#### [TASK GOAL]
Report how many lines in the listing below include the word "Return". Write nothing besides the number.

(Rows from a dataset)
━━━━━━━━━━━━━━━━━━━━
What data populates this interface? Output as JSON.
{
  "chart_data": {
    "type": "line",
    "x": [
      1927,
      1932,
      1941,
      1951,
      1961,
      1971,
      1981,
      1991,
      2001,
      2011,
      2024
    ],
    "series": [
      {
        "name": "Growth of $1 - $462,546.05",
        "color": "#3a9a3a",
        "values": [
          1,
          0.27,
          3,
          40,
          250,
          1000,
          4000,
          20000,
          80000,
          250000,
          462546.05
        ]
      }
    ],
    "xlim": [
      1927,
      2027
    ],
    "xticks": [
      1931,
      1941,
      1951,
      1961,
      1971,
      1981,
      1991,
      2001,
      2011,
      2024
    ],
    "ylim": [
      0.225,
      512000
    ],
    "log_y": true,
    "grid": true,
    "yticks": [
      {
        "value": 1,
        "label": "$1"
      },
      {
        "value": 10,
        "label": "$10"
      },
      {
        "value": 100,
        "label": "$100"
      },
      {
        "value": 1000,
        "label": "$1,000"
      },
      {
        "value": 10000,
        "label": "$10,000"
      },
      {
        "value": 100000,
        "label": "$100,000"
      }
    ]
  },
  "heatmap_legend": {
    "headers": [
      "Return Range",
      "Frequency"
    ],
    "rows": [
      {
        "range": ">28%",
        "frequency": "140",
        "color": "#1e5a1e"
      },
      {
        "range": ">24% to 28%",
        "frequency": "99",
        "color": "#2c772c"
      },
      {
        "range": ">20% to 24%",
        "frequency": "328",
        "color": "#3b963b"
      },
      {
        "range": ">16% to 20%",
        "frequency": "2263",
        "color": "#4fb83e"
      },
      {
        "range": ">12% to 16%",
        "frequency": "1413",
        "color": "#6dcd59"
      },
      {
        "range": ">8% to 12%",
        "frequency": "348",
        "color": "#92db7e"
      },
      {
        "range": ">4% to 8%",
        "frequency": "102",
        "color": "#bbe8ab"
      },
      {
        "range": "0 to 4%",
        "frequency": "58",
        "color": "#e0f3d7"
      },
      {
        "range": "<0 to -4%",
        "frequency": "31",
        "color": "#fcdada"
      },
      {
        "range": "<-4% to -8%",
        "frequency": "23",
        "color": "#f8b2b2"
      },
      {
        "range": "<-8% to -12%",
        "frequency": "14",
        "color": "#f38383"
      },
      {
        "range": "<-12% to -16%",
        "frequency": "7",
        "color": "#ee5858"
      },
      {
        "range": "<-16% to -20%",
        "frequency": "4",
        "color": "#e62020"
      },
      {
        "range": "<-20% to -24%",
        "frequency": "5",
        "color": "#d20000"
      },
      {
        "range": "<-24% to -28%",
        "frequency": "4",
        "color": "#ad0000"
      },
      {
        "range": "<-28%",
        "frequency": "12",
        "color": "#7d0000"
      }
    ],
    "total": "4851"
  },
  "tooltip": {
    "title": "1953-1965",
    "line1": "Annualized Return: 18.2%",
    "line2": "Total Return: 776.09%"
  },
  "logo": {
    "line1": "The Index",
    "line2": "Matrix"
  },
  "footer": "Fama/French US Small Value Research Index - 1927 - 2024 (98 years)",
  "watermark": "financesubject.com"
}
━━━━━━━━━━━━━━━━━━━━
#### [RESULT OF THIS EXERCISE]
3